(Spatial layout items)
···
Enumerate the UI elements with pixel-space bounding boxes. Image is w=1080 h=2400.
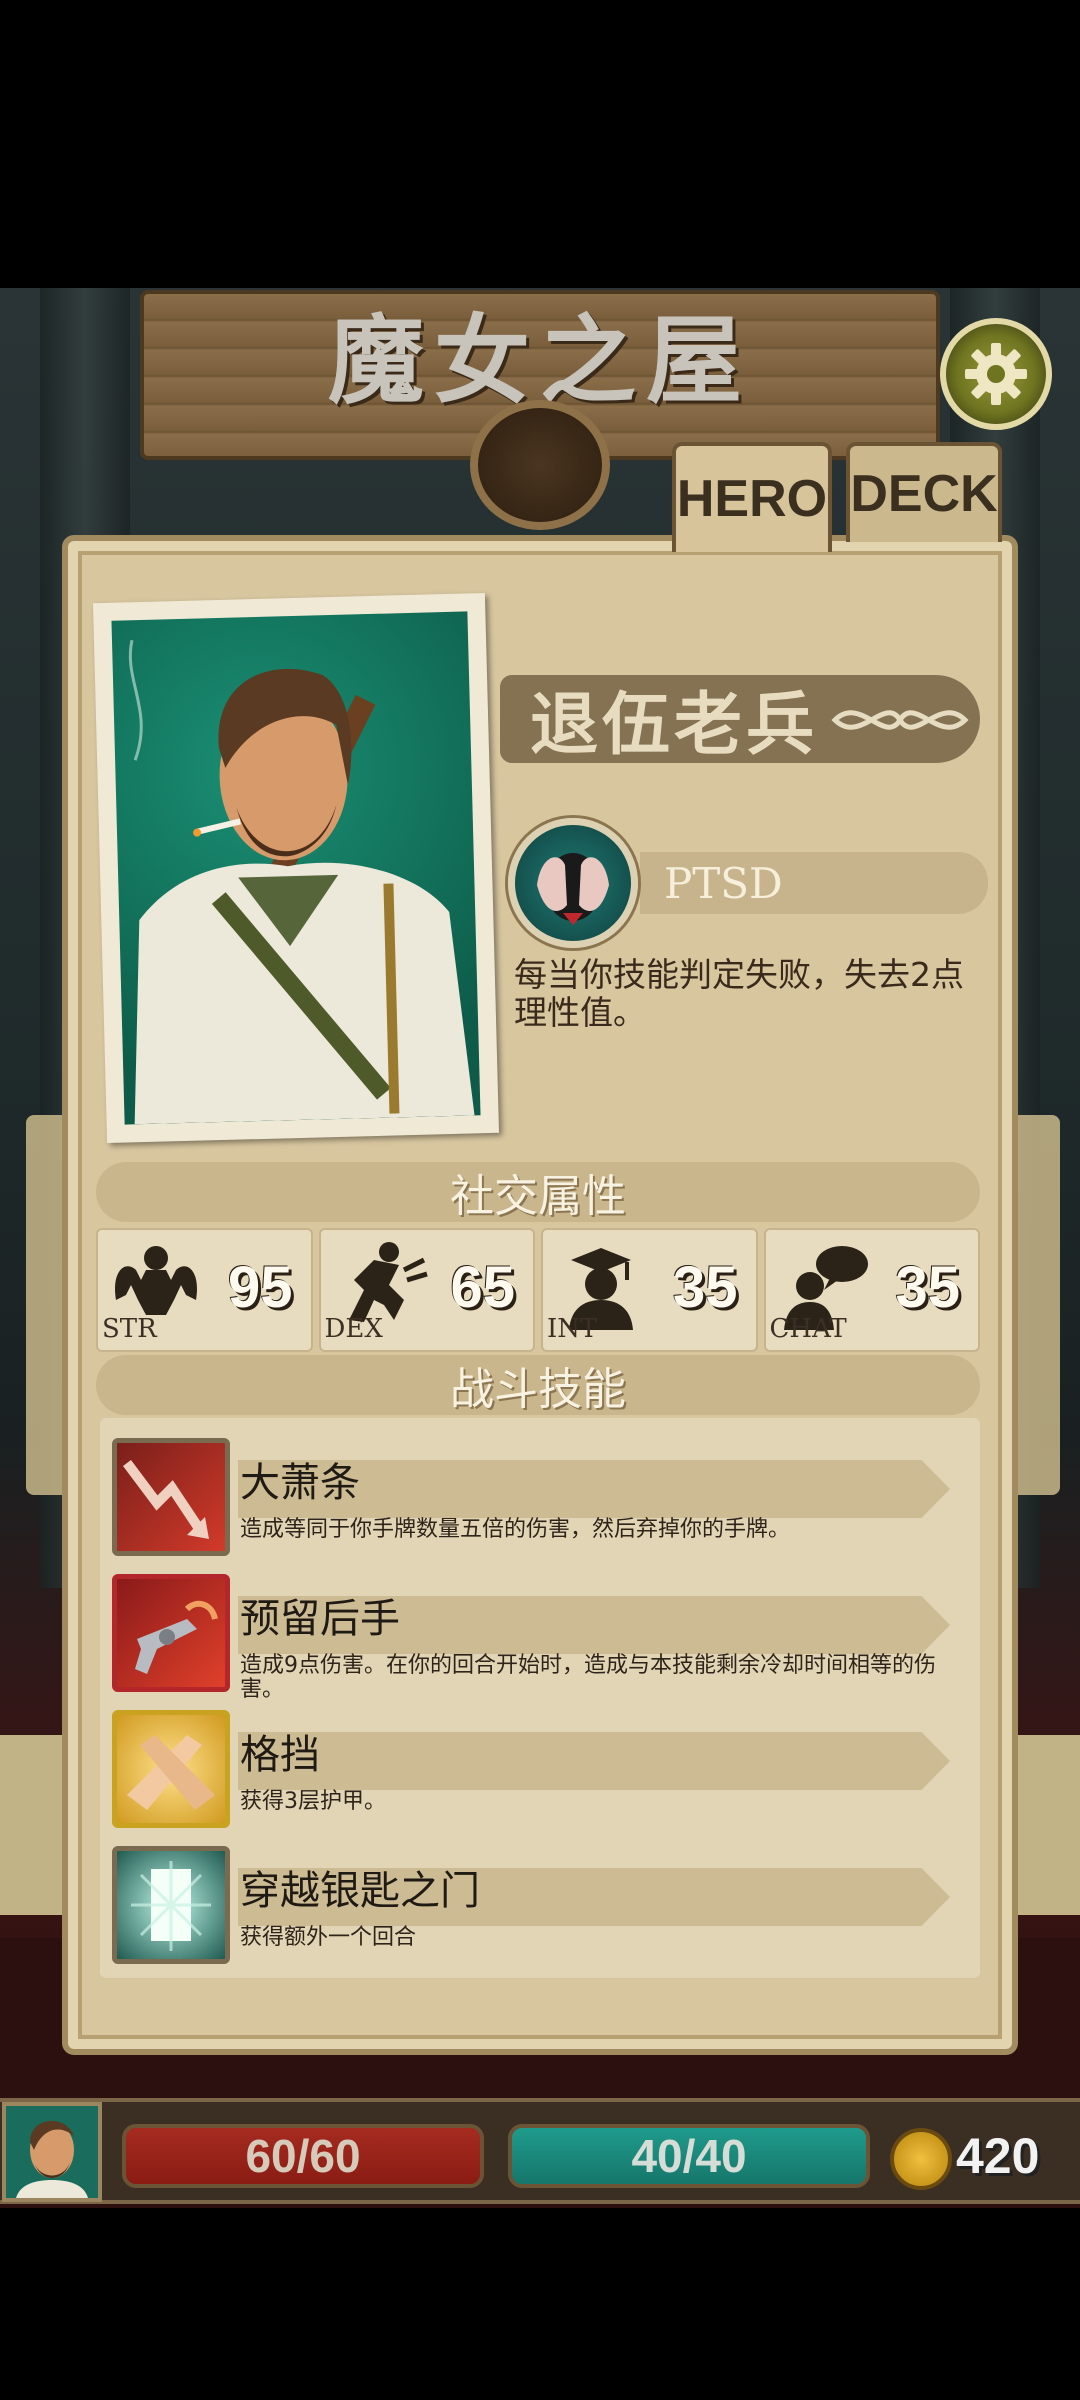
skill-title: 预留后手 <box>240 1596 400 1642</box>
trait-name: PTSD <box>664 858 783 908</box>
stat-label: DEX <box>324 1314 383 1344</box>
skill-item[interactable]: 预留后手 造成9点伤害。在你的回合开始时，造成与本技能剩余冷却时间相等的伤害。 <box>112 1572 972 1702</box>
trait-description: 每当你技能判定失败，失去2点理性值。 <box>514 955 964 1032</box>
skill-title: 穿越银匙之门 <box>240 1868 480 1914</box>
trait-icon-frame[interactable] <box>508 818 638 948</box>
skill-description: 获得额外一个回合 <box>240 1925 417 1950</box>
skill-description: 获得3层护甲。 <box>240 1789 386 1814</box>
downtrend-arrow-icon <box>123 1460 209 1539</box>
skill-item[interactable]: 穿越银匙之门 获得额外一个回合 <box>112 1844 972 1970</box>
section-combat-skills: 战斗技能 <box>96 1355 980 1415</box>
crossed-arms-icon <box>127 1735 215 1810</box>
skill-icon-frame <box>112 1846 230 1964</box>
stat-int: INT 35 <box>541 1228 758 1352</box>
skill-item[interactable]: 格挡 获得3层护甲。 <box>112 1708 972 1834</box>
stat-value: 35 <box>672 1255 738 1320</box>
skill-icon-frame <box>112 1710 230 1828</box>
stats-row: STR 95 DEX 65 INT 35 CHAT 35 <box>96 1228 980 1352</box>
background-sign-left <box>0 1735 70 1915</box>
head-in-hands-icon <box>537 853 609 925</box>
stat-value: 65 <box>450 1255 515 1320</box>
stat-label: CHAT <box>769 1314 847 1344</box>
skill-description: 造成9点伤害。在你的回合开始时，造成与本技能剩余冷却时间相等的伤害。 <box>240 1653 936 1702</box>
sanity-bar: 40/40 <box>508 2124 870 2188</box>
skills-list: 大萧条 造成等同于你手牌数量五倍的伤害，然后弃掉你的手牌。 预留后手 造成9点伤… <box>100 1418 980 1978</box>
location-title: 魔女之屋 <box>328 304 752 417</box>
stat-value: 95 <box>227 1255 293 1320</box>
veteran-portrait-illustration <box>128 639 475 1125</box>
skill-description: 造成等同于你手牌数量五倍的伤害，然后弃掉你的手牌。 <box>240 1517 791 1542</box>
stat-value: 35 <box>895 1255 960 1320</box>
hero-portrait <box>111 611 481 1125</box>
gear-icon <box>965 343 1027 405</box>
stat-label: INT <box>547 1314 598 1344</box>
health-bar: 60/60 <box>122 2124 484 2188</box>
skill-title-bar <box>238 1732 950 1790</box>
ornament-knot-icon <box>831 710 969 730</box>
stat-label: STR <box>102 1314 157 1344</box>
settings-button[interactable] <box>940 318 1052 430</box>
gold-amount: 420 <box>956 2128 1040 2184</box>
coin-icon <box>890 2128 952 2190</box>
hero-avatar-illustration <box>16 2120 88 2198</box>
game-screen: 魔女之屋 HERO DECK 退伍老兵 PTSD 每当你技能判定失败，失去2点理… <box>0 0 1080 2400</box>
skill-title: 格挡 <box>240 1732 320 1778</box>
hero-avatar[interactable] <box>2 2102 102 2202</box>
background-sign-right <box>1012 1735 1080 1915</box>
skill-item[interactable]: 大萧条 造成等同于你手牌数量五倍的伤害，然后弃掉你的手牌。 <box>112 1436 972 1562</box>
tab-deck[interactable]: DECK <box>846 442 1002 542</box>
revolver-icon <box>135 1600 218 1674</box>
stat-dex: DEX 65 <box>318 1228 535 1352</box>
title-medallion <box>470 400 610 530</box>
skill-icon-frame <box>112 1574 230 1692</box>
hero-portrait-frame <box>92 592 500 1144</box>
skill-icon-frame <box>112 1438 230 1556</box>
section-social-attributes: 社交属性 <box>96 1162 980 1222</box>
skill-title: 大萧条 <box>240 1460 360 1506</box>
stat-str: STR 95 <box>96 1228 313 1352</box>
hero-name: 退伍老兵 <box>530 684 819 765</box>
portal-door-icon <box>131 1861 211 1951</box>
stat-chat: CHAT 35 <box>763 1228 980 1352</box>
tab-hero[interactable]: HERO <box>672 442 832 552</box>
···
Task instructions:
Copy out the items above word for word, from the line that contains "skill-title: 预留后手 <box>240" through the line that contains "stats-row: STR 95", including both of those lines.

Finished exercise:
skill-title: 预留后手 <box>240 1596 400 1642</box>
trait-name: PTSD <box>664 858 783 908</box>
stat-label: DEX <box>324 1314 383 1344</box>
skill-item[interactable]: 预留后手 造成9点伤害。在你的回合开始时，造成与本技能剩余冷却时间相等的伤害。 <box>112 1572 972 1702</box>
trait-description: 每当你技能判定失败，失去2点理性值。 <box>514 955 964 1032</box>
skill-title: 穿越银匙之门 <box>240 1868 480 1914</box>
trait-icon-frame[interactable] <box>508 818 638 948</box>
skill-description: 获得额外一个回合 <box>240 1925 417 1950</box>
skill-description: 获得3层护甲。 <box>240 1789 386 1814</box>
downtrend-arrow-icon <box>123 1460 209 1539</box>
skill-item[interactable]: 穿越银匙之门 获得额外一个回合 <box>112 1844 972 1970</box>
section-combat-skills: 战斗技能 <box>96 1355 980 1415</box>
crossed-arms-icon <box>127 1735 215 1810</box>
skill-icon-frame <box>112 1846 230 1964</box>
stat-int: INT 35 <box>541 1228 758 1352</box>
skill-item[interactable]: 格挡 获得3层护甲。 <box>112 1708 972 1834</box>
stat-value: 35 <box>672 1255 738 1320</box>
skill-icon-frame <box>112 1710 230 1828</box>
stats-row: STR 95 DEX 65 INT 35 CHAT 35 <box>96 1228 980 1352</box>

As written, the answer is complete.